Print the data that follows exactly.

Dataset items
# # # # # # #

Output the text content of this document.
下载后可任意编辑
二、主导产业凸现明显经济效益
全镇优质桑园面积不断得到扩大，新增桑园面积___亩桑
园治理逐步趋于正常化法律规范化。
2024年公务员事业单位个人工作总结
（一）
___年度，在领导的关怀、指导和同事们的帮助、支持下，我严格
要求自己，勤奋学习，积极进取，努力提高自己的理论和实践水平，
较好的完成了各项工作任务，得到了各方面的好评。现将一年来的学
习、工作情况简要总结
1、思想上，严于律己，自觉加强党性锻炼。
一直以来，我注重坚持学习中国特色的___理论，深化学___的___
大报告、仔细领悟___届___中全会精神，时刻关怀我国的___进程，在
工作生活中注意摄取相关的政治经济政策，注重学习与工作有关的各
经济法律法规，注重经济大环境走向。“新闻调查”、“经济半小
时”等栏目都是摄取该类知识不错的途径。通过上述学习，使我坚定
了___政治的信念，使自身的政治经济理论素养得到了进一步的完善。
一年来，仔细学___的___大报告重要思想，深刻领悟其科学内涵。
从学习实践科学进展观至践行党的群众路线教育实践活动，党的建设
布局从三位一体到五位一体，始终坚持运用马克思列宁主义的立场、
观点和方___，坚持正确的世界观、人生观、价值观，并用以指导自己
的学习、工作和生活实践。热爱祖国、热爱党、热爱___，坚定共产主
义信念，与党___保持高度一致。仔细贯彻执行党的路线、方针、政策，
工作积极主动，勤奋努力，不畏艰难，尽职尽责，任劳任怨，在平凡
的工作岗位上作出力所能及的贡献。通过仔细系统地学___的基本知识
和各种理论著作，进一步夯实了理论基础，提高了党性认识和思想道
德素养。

# # # # # # #

FULL RESPONSE =>
Output the text content of this document.
下载后可任意编辑
二、主导产业凸现明显经济效益
全镇优质桑园面积不断得到扩大，新增桑园面积___亩桑
园治理逐步趋于正常化法律规范化。
2024年公务员事业单位个人工作总结
（一）
___年度，在领导的关怀、指导和同事们的帮助、支持下，我严格
要求自己，勤奋学习，积极进取，努力提高自己的理论和实践水平，
较好的完成了各项工作任务，得到了各方面的好评。现将一年来的学
习、工作情况简要总结
1、思想上，严于律己，自觉加强党性锻炼。
一直以来，我注重坚持学习中国特色的___理论，深化学___的___
大报告、仔细领悟___届___中全会精神，时刻关怀我国的___进程，在
工作生活中注意摄取相关的政治经济政策，注重学习与工作有关的各
经济法律法规，注重经济大环境走向。“新闻调查”、“经济半小
时”等栏目都是摄取该类知识不错的途径。通过上述学习，使我坚定
了___政治的信念，使自身的政治经济理论素养得到了进一步的完善。
一年来，仔细学___的___大报告重要思想，深刻领悟其科学内涵。
从学习实践科学进展观至践行党的群众路线教育实践活动，党的建设
布局从三位一体到五位一体，始终坚持运用马克思列宁主义的立场、
观点和方___，坚持正确的世界观、人生观、价值观，并用以指导自己
的学习、工作和生活实践。热爱祖国、热爱党、热爱___，坚定共产主
义信念，与党___保持高度一致。仔细贯彻执行党的路线、方针、政策，
工作积极主动，勤奋努力，不畏艰难，尽职尽责，任劳任怨，在平凡
的工作岗位上作出力所能及的贡献。通过仔细系统地学___的基本知识
和各种理论著作，进一步夯实了理论基础，提高了党性认识和思想道
德素养。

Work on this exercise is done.